What to do: The entries that follow should be written out exactly.
[Data for analysis Boundary: Start]
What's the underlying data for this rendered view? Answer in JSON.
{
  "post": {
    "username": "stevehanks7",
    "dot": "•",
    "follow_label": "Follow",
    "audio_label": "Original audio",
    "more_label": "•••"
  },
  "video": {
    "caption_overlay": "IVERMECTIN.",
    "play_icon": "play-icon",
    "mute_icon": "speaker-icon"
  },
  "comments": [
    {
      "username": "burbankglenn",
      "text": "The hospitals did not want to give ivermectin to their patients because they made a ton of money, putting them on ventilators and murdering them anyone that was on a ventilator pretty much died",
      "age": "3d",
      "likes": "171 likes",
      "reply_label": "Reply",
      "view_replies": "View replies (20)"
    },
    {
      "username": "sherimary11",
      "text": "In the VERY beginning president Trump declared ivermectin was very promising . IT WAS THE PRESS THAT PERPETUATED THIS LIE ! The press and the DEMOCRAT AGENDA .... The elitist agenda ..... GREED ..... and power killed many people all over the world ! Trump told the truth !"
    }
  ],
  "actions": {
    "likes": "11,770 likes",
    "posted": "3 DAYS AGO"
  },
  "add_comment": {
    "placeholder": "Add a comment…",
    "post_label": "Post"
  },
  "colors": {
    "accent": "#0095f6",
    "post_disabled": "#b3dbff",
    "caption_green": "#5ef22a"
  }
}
[Data for analysis Boundary: End]
Written reply:
What's the underlying data for this rendered view? Answer in JSON.
{
  "post": {
    "username": "stevehanks7",
    "dot": "•",
    "follow_label": "Follow",
    "audio_label": "Original audio",
    "more_label": "•••"
  },
  "video": {
    "caption_overlay": "IVERMECTIN.",
    "play_icon": "play-icon",
    "mute_icon": "speaker-icon"
  },
  "comments": [
    {
      "username": "burbankglenn",
      "text": "The hospitals did not want to give ivermectin to their patients because they made a ton of money, putting them on ventilators and murdering them anyone that was on a ventilator pretty much died",
      "age": "3d",
      "likes": "171 likes",
      "reply_label": "Reply",
      "view_replies": "View replies (20)"
    },
    {
      "username": "sherimary11",
      "text": "In the VERY beginning president Trump declared ivermectin was very promising . IT WAS THE PRESS THAT PERPETUATED THIS LIE ! The press and the DEMOCRAT AGENDA .... The elitist agenda ..... GREED ..... and power killed many people all over the world ! Trump told the truth !"
    }
  ],
  "actions": {
    "likes": "11,770 likes",
    "posted": "3 DAYS AGO"
  },
  "add_comment": {
    "placeholder": "Add a comment…",
    "post_label": "Post"
  },
  "colors": {
    "accent": "#0095f6",
    "post_disabled": "#b3dbff",
    "caption_green": "#5ef22a"
  }
}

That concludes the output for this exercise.